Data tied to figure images
* Begin *

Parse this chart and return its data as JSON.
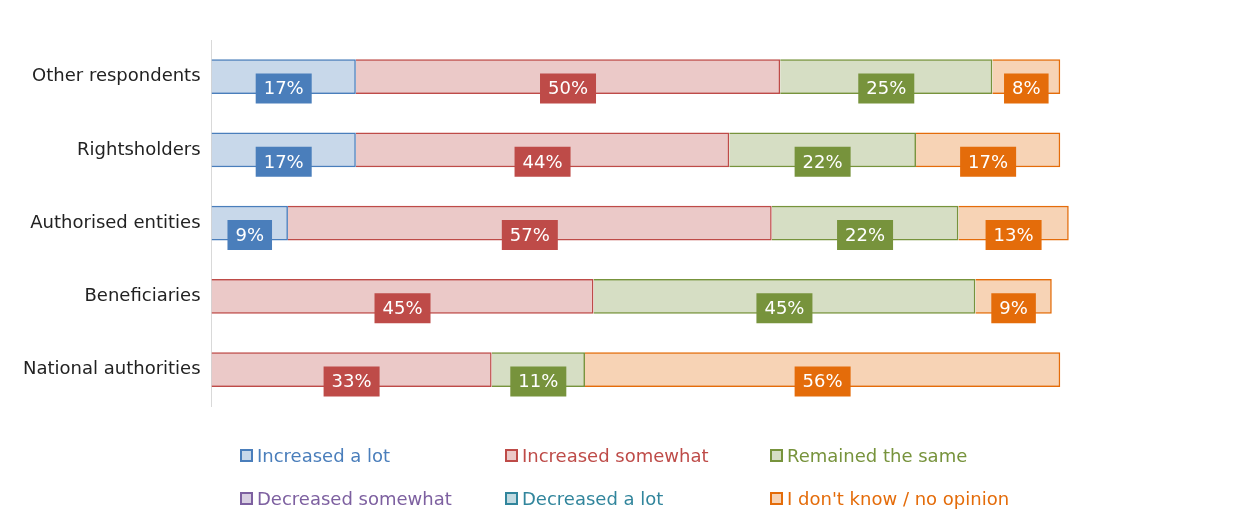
{
  "chart_data": {
    "type": "bar",
    "orientation": "horizontal",
    "stacked": true,
    "legend": "bottom",
    "categories": [
      "Other respondents",
      "Rightsholders",
      "Authorised entities",
      "Beneficiaries",
      "National authorities"
    ],
    "series": [
      {
        "name": "Increased a lot",
        "color": "#4a7ebb",
        "values": [
          17,
          17,
          9,
          null,
          null
        ],
        "value_labels": [
          "17%",
          "17%",
          "9%",
          null,
          null
        ]
      },
      {
        "name": "Increased somewhat",
        "color": "#be4b48",
        "values": [
          50,
          44,
          57,
          45,
          33
        ],
        "value_labels": [
          "50%",
          "44%",
          "57%",
          "45%",
          "33%"
        ]
      },
      {
        "name": "Remained the same",
        "color": "#77933c",
        "values": [
          25,
          22,
          22,
          45,
          11
        ],
        "value_labels": [
          "25%",
          "22%",
          "22%",
          "45%",
          "11%"
        ]
      },
      {
        "name": "Decreased somewhat",
        "color": "#7d60a0",
        "values": [
          null,
          null,
          null,
          null,
          null
        ]
      },
      {
        "name": "Decreased a lot",
        "color": "#31859c",
        "values": [
          null,
          null,
          null,
          null,
          null
        ]
      },
      {
        "name": "I don't know / no opinion",
        "color": "#e46c0a",
        "values": [
          8,
          17,
          13,
          9,
          56
        ],
        "value_labels": [
          "8%",
          "17%",
          "13%",
          "9%",
          "56%"
        ]
      }
    ]
  }
}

* End *

Aim: Reproduce the material above in full and without alteration, but skip all pictures.

Expected answer:
Parse this chart and return its data as JSON.
{
  "chart_data": {
    "type": "bar",
    "orientation": "horizontal",
    "stacked": true,
    "legend": "bottom",
    "categories": [
      "Other respondents",
      "Rightsholders",
      "Authorised entities",
      "Beneficiaries",
      "National authorities"
    ],
    "series": [
      {
        "name": "Increased a lot",
        "color": "#4a7ebb",
        "values": [
          17,
          17,
          9,
          null,
          null
        ],
        "value_labels": [
          "17%",
          "17%",
          "9%",
          null,
          null
        ]
      },
      {
        "name": "Increased somewhat",
        "color": "#be4b48",
        "values": [
          50,
          44,
          57,
          45,
          33
        ],
        "value_labels": [
          "50%",
          "44%",
          "57%",
          "45%",
          "33%"
        ]
      },
      {
        "name": "Remained the same",
        "color": "#77933c",
        "values": [
          25,
          22,
          22,
          45,
          11
        ],
        "value_labels": [
          "25%",
          "22%",
          "22%",
          "45%",
          "11%"
        ]
      },
      {
        "name": "Decreased somewhat",
        "color": "#7d60a0",
        "values": [
          null,
          null,
          null,
          null,
          null
        ]
      },
      {
        "name": "Decreased a lot",
        "color": "#31859c",
        "values": [
          null,
          null,
          null,
          null,
          null
        ]
      },
      {
        "name": "I don't know / no opinion",
        "color": "#e46c0a",
        "values": [
          8,
          17,
          13,
          9,
          56
        ],
        "value_labels": [
          "8%",
          "17%",
          "13%",
          "9%",
          "56%"
        ]
      }
    ]
  }
}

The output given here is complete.